— start Stored records —
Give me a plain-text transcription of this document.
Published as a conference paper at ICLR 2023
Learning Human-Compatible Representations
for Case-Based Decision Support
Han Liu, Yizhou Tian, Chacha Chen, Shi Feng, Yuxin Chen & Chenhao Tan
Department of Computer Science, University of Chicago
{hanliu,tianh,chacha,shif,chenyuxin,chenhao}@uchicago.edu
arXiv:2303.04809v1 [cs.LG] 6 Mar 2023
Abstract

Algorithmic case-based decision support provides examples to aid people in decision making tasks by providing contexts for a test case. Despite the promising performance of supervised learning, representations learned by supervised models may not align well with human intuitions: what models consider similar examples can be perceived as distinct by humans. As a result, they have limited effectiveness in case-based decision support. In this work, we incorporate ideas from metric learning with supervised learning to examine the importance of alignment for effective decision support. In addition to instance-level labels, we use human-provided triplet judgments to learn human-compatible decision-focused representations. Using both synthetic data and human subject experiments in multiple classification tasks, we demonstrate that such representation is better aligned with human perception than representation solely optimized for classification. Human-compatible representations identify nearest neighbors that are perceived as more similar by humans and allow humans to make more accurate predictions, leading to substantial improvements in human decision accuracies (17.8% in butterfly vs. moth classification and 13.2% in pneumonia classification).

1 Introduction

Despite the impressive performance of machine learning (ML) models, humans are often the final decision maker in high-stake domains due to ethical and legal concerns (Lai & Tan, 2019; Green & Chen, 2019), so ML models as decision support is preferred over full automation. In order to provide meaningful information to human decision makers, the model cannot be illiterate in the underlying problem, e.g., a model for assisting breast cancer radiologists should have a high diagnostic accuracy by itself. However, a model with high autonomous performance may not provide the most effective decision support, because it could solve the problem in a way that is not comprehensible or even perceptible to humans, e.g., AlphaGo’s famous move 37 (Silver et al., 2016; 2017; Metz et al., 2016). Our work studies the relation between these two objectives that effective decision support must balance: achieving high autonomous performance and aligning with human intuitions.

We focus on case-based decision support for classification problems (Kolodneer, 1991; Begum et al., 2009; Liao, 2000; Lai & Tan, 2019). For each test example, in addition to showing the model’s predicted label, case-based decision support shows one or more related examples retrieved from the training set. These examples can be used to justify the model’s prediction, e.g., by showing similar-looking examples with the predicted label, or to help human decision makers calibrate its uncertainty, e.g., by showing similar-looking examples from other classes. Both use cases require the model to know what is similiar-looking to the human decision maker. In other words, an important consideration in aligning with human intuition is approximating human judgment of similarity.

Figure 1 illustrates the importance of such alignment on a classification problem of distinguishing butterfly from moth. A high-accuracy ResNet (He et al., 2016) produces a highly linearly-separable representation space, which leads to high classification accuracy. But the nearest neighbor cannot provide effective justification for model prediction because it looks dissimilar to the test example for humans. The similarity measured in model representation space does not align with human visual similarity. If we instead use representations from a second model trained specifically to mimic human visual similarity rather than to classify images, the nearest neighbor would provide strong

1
— end Stored records —
Using the data above, reproduce every line exactly.

* The completed task
Give me a plain-text transcription of this document.
Published as a conference paper at ICLR 2023
Learning Human-Compatible Representations
for Case-Based Decision Support
Han Liu, Yizhou Tian, Chacha Chen, Shi Feng, Yuxin Chen & Chenhao Tan
Department of Computer Science, University of Chicago
{hanliu,tianh,chacha,shif,chenyuxin,chenhao}@uchicago.edu
arXiv:2303.04809v1 [cs.LG] 6 Mar 2023
Abstract

Algorithmic case-based decision support provides examples to aid people in decision making tasks by providing contexts for a test case. Despite the promising performance of supervised learning, representations learned by supervised models may not align well with human intuitions: what models consider similar examples can be perceived as distinct by humans. As a result, they have limited effectiveness in case-based decision support. In this work, we incorporate ideas from metric learning with supervised learning to examine the importance of alignment for effective decision support. In addition to instance-level labels, we use human-provided triplet judgments to learn human-compatible decision-focused representations. Using both synthetic data and human subject experiments in multiple classification tasks, we demonstrate that such representation is better aligned with human perception than representation solely optimized for classification. Human-compatible representations identify nearest neighbors that are perceived as more similar by humans and allow humans to make more accurate predictions, leading to substantial improvements in human decision accuracies (17.8% in butterfly vs. moth classification and 13.2% in pneumonia classification).

1 Introduction

Despite the impressive performance of machine learning (ML) models, humans are often the final decision maker in high-stake domains due to ethical and legal concerns (Lai & Tan, 2019; Green & Chen, 2019), so ML models as decision support is preferred over full automation. In order to provide meaningful information to human decision makers, the model cannot be illiterate in the underlying problem, e.g., a model for assisting breast cancer radiologists should have a high diagnostic accuracy by itself. However, a model with high autonomous performance may not provide the most effective decision support, because it could solve the problem in a way that is not comprehensible or even perceptible to humans, e.g., AlphaGo’s famous move 37 (Silver et al., 2016; 2017; Metz et al., 2016). Our work studies the relation between these two objectives that effective decision support must balance: achieving high autonomous performance and aligning with human intuitions.

We focus on case-based decision support for classification problems (Kolodneer, 1991; Begum et al., 2009; Liao, 2000; Lai & Tan, 2019). For each test example, in addition to showing the model’s predicted label, case-based decision support shows one or more related examples retrieved from the training set. These examples can be used to justify the model’s prediction, e.g., by showing similar-looking examples with the predicted label, or to help human decision makers calibrate its uncertainty, e.g., by showing similar-looking examples from other classes. Both use cases require the model to know what is similiar-looking to the human decision maker. In other words, an important consideration in aligning with human intuition is approximating human judgment of similarity.

Figure 1 illustrates the importance of such alignment on a classification problem of distinguishing butterfly from moth. A high-accuracy ResNet (He et al., 2016) produces a highly linearly-separable representation space, which leads to high classification accuracy. But the nearest neighbor cannot provide effective justification for model prediction because it looks dissimilar to the test example for humans. The similarity measured in model representation space does not align with human visual similarity. If we instead use representations from a second model trained specifically to mimic human visual similarity rather than to classify images, the nearest neighbor would provide strong

1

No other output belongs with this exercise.